◆ Work to be completed: Tally the lines that hold the string "sebagai", and reply with the count alone.

◆ Supplied data:
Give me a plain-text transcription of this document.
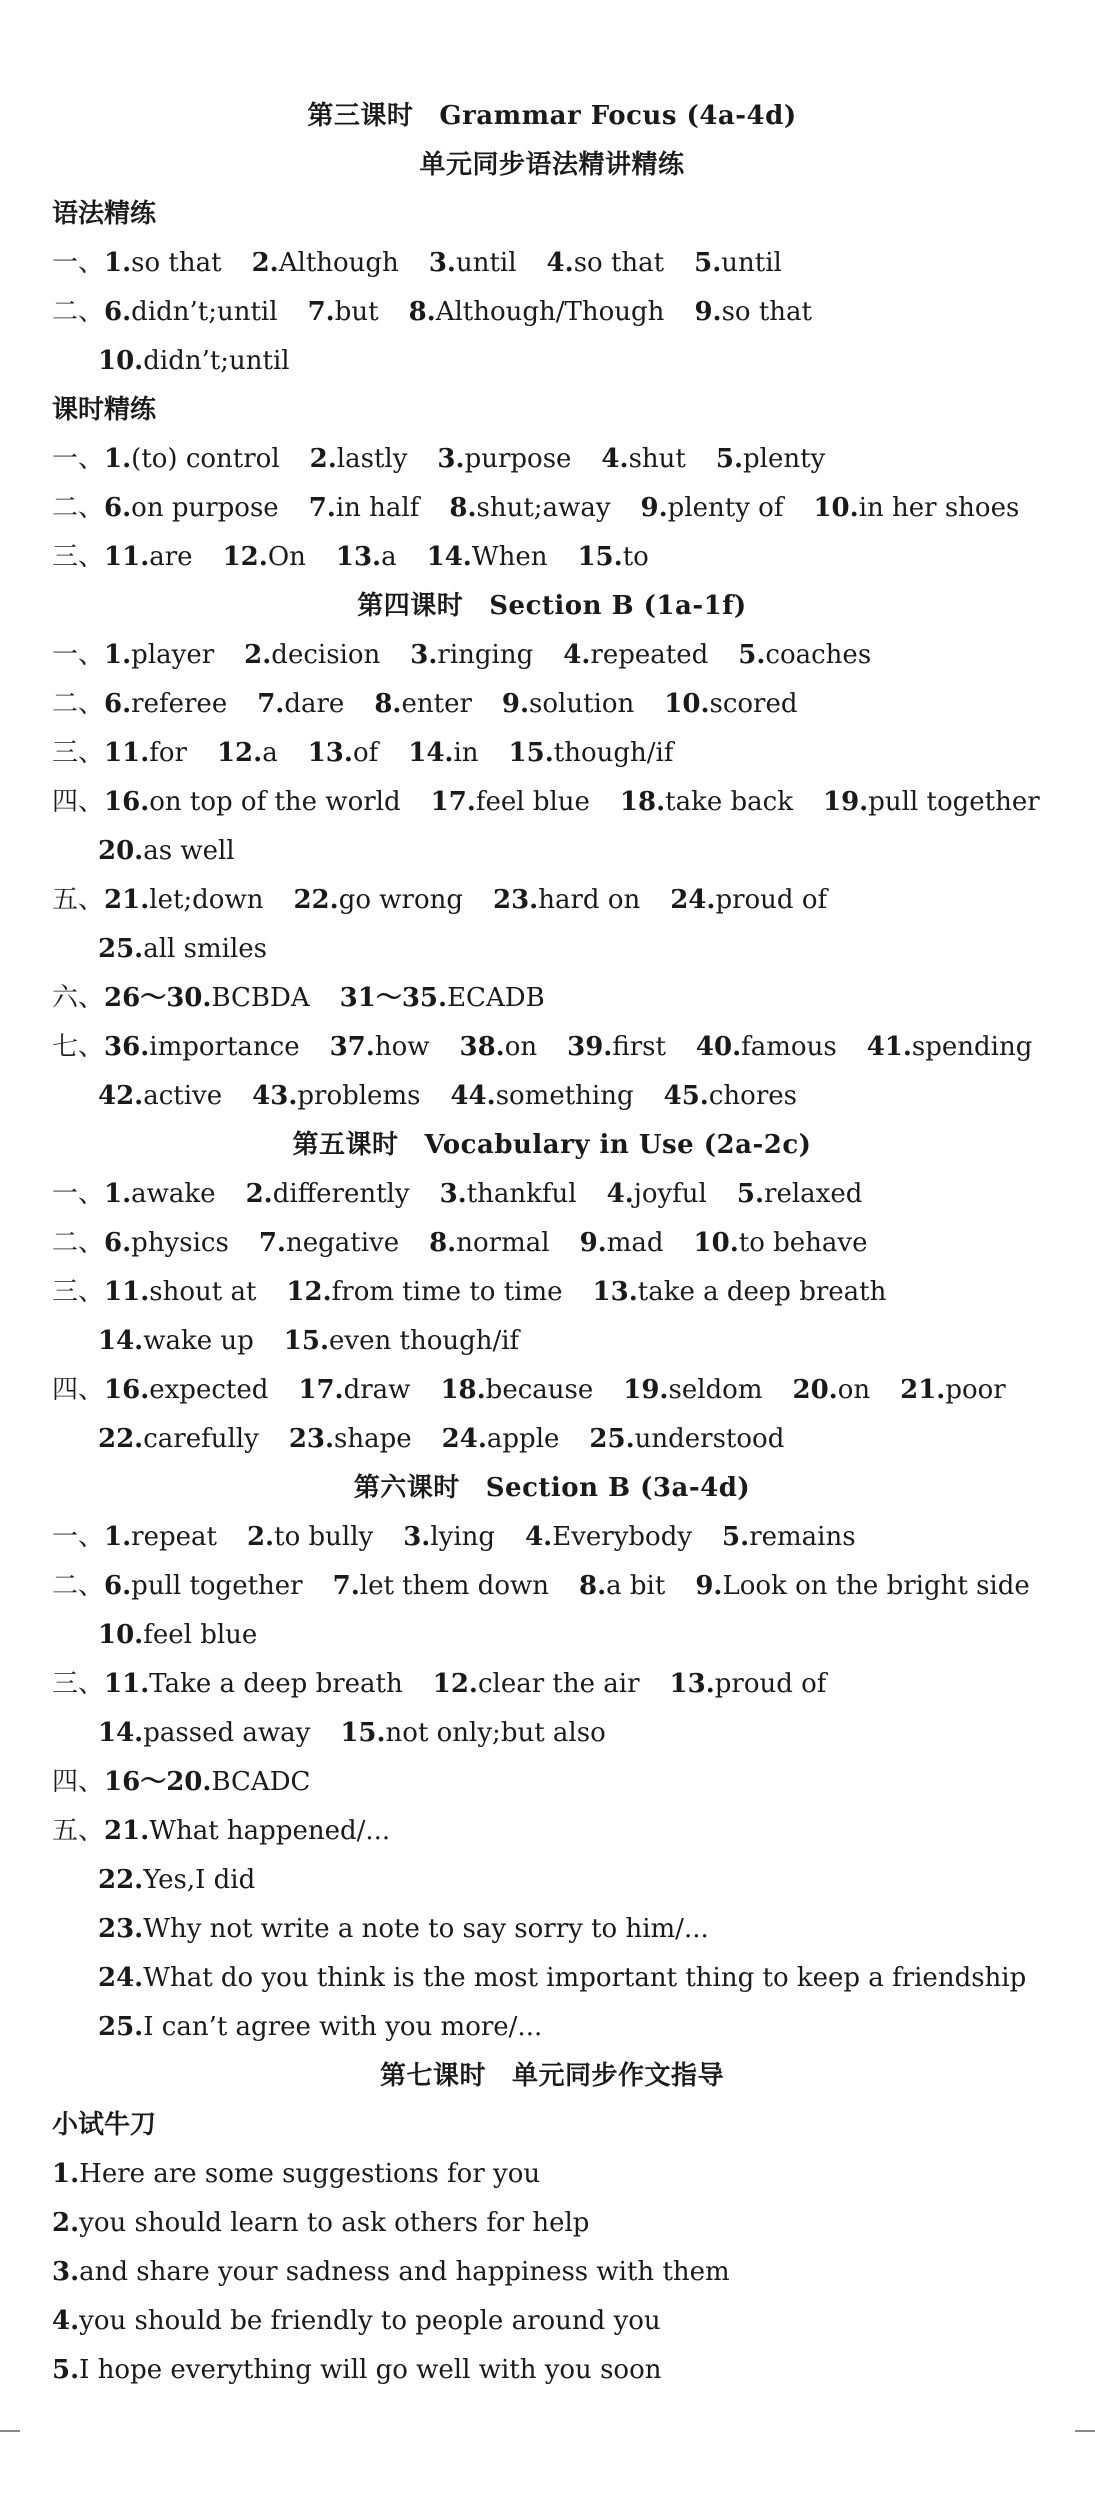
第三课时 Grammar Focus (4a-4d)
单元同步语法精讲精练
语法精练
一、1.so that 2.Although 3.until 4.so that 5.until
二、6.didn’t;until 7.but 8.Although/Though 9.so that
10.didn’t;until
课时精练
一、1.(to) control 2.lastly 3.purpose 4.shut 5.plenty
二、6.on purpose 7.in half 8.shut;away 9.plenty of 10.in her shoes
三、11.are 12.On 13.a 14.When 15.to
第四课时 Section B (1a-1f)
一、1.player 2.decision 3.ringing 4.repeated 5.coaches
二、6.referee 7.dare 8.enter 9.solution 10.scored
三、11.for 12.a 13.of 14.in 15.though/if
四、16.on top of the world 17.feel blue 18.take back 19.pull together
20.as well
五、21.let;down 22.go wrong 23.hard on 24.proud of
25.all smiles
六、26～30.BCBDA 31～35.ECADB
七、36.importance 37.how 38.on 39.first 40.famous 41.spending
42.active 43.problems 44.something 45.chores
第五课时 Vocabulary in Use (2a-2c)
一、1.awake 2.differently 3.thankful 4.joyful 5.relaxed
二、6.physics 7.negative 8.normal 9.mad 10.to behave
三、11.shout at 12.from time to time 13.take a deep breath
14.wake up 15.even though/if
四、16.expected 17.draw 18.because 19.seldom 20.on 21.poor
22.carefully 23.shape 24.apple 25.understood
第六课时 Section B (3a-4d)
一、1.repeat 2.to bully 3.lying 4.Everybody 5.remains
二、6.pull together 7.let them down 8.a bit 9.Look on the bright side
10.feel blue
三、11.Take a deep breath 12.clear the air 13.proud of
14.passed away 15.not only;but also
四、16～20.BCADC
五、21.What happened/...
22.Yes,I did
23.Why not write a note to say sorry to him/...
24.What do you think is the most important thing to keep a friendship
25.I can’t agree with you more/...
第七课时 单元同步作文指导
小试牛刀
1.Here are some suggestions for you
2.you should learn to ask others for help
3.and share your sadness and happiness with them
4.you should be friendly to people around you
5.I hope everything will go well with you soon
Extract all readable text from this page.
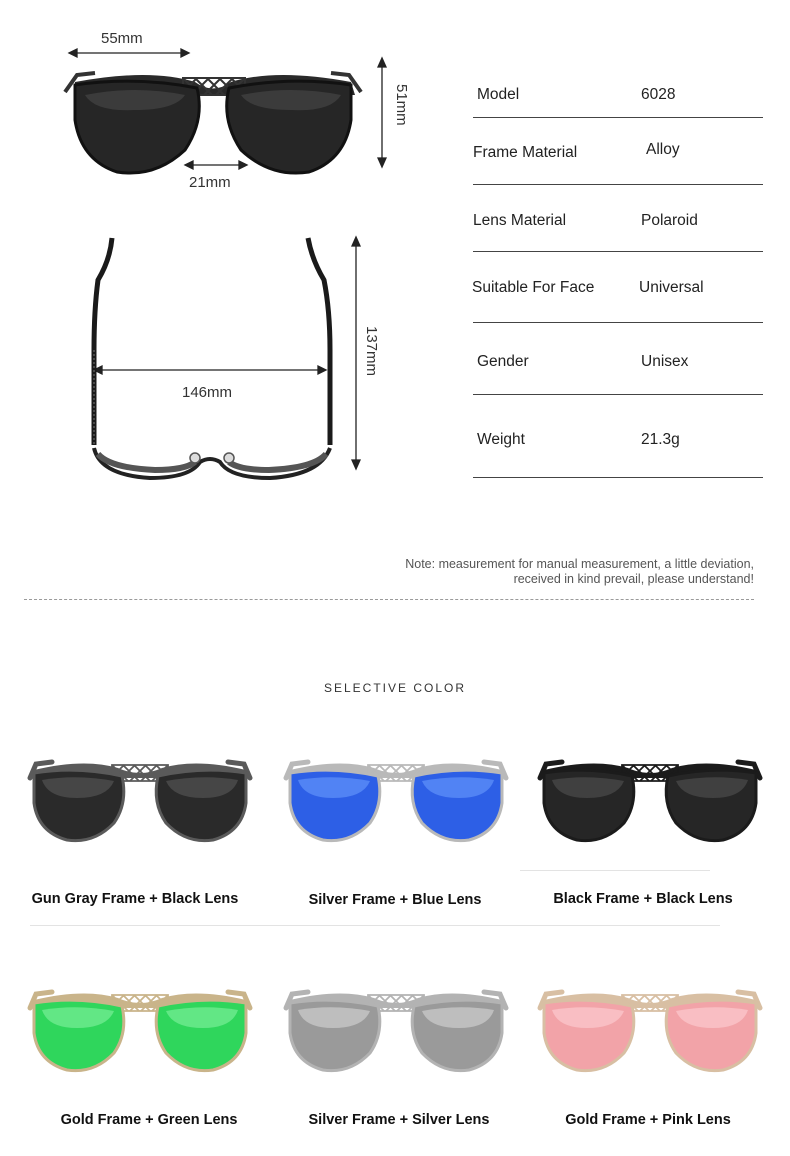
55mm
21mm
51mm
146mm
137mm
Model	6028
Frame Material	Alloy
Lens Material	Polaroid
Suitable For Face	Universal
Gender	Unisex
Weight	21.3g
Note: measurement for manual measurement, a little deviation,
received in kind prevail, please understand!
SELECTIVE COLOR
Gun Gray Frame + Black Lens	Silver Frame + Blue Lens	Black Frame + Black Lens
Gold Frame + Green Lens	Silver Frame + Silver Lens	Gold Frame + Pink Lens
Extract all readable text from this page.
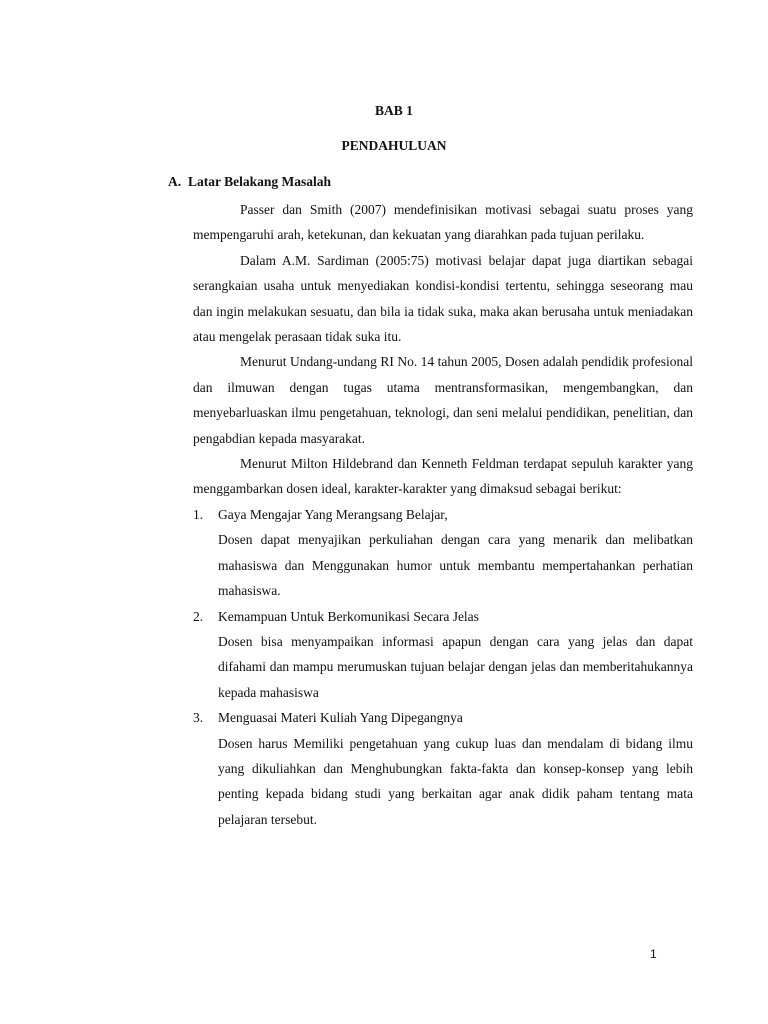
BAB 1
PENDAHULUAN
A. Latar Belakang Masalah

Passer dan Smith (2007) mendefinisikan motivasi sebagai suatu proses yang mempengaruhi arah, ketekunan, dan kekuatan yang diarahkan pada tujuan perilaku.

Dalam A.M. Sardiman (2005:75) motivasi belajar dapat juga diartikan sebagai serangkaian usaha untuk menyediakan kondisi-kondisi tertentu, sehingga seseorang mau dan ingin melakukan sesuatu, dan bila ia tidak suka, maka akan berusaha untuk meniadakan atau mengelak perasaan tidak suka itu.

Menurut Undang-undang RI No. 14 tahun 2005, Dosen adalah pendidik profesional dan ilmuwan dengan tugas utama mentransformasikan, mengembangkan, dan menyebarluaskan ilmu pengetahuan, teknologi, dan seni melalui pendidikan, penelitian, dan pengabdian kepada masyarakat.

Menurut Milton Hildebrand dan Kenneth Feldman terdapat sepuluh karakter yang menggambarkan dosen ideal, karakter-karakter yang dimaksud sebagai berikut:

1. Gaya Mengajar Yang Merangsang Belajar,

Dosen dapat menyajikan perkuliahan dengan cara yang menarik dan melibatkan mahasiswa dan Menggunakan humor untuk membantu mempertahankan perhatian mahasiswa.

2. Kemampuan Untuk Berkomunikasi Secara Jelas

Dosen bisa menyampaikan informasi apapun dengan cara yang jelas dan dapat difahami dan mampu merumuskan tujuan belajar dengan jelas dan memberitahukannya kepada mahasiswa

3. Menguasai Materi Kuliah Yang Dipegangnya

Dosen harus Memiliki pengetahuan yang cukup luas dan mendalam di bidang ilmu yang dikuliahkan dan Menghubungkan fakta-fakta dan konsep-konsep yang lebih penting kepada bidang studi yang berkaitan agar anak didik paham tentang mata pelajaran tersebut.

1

◆ Written answer: 3